Aim of the exercise
In the passage on named entity recognition, copy out the part that opens with the words containing "In any text" and closes with "time, organization, etc.", switching "categories" to "classes".

Passage provided
● ● ● ● ● ● ●

What is NER?
In any text content, there are some terms that are more informative and unique in context. Named Entity Recognition (NER) also known as information extraction/chunking is the process in which algorithm extracts the real world noun entity from the text data and classifies them into predefined categories like person, place, time, organization, etc.
Importance of NER in NLP
Natural Language Processing includes various tasks like Machine Translation, Question and Answering, Sentiment Analysis, Part-of-speech (POS) Tagging, etc. for better understanding and processing of language. NER also one of the NLP Task. It is a sub-classification task of Information Extraction (IE) in Natural Language Processing. Many blogs, articles, and other long contents are being posted on websites, web portals and social media on a daily basis. NER is the right tool to find people, organizations, places, time, etc information included in the article and getting the major out of the long descriptions and categorizing them. NER also can be used in the NLP tasks such as text summarization, information retrieval, question answering system, semantic parsing, and coreference resolution.
What is BERT?

● ● ● ● ● ● ●

Listing
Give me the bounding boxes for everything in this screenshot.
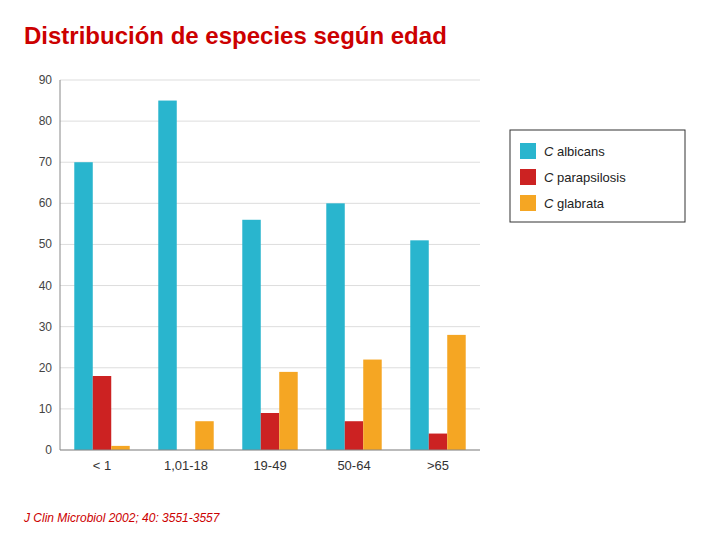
grid-line [60,203,480,204]
x-tick-label: 50-64 [337,458,370,473]
bar [429,434,447,450]
bar [410,240,428,450]
bar [363,360,381,450]
legend-label: C parapsilosis [544,170,626,185]
bars [74,101,465,450]
bar [447,335,465,450]
y-tick-label: 10 [39,402,53,416]
y-axis-line [60,80,61,450]
bar [261,413,279,450]
y-tick-label: 20 [39,361,53,375]
y-tick-label: 50 [39,237,53,251]
legend-swatch [520,169,536,185]
x-tick-label: >65 [427,458,449,473]
legend: C albicans C parapsilosis C glabrata [510,130,685,222]
bar [111,446,129,450]
subtitle: J Clin Microbiol 2002; 40: 3551-3557 [23,511,221,525]
legend-label: C glabrata [544,196,605,211]
bar [279,372,297,450]
x-axis-line [60,450,480,451]
bar [242,220,260,450]
x-tick-label: < 1 [93,458,111,473]
y-tick-label: 40 [39,279,53,293]
legend-frame [510,130,685,222]
y-tick-label: 30 [39,320,53,334]
y-tick-label: 90 [39,73,53,87]
grid-line [60,121,480,122]
grid-line [60,80,480,81]
legend-swatch [520,195,536,211]
y-tick-label: 60 [39,196,53,210]
title: Distribución de especies según edad [24,22,447,49]
bar [345,421,363,450]
bar [195,421,213,450]
grid-line [60,450,480,451]
x-tick-label: 19-49 [253,458,286,473]
chart-svg: Distribución de especies según edad J Cli… [0,0,720,540]
bar [74,162,92,450]
bar [158,101,176,450]
y-tick-label: 70 [39,155,53,169]
legend-label: C albicans [544,144,605,159]
grid-line [60,162,480,163]
x-tick-label: 1,01-18 [164,458,208,473]
y-grid [60,80,480,450]
bar [326,203,344,450]
legend-swatch [520,143,536,159]
chart-container: Distribución de especies según edad J Cli… [0,0,720,540]
y-tick-label: 80 [39,114,53,128]
bar [93,376,111,450]
y-tick-label: 0 [45,443,52,457]
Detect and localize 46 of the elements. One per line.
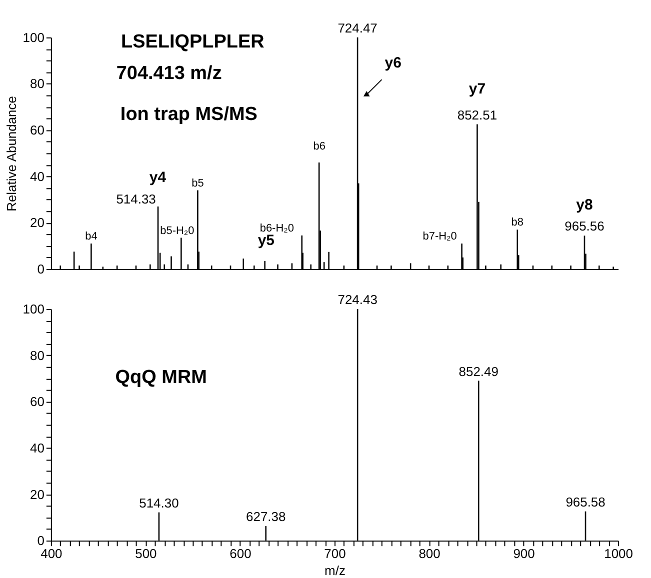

● ● ● ● ● ● ●

Answer to this task
In any text content, there are some terms that are more informative and unique in context. Named Entity Recognition (NER) also known as information extraction/chunking is the process in which algorithm extracts the real world noun entity from the text data and classifies them into predefined classes like person, place, time, organization, etc.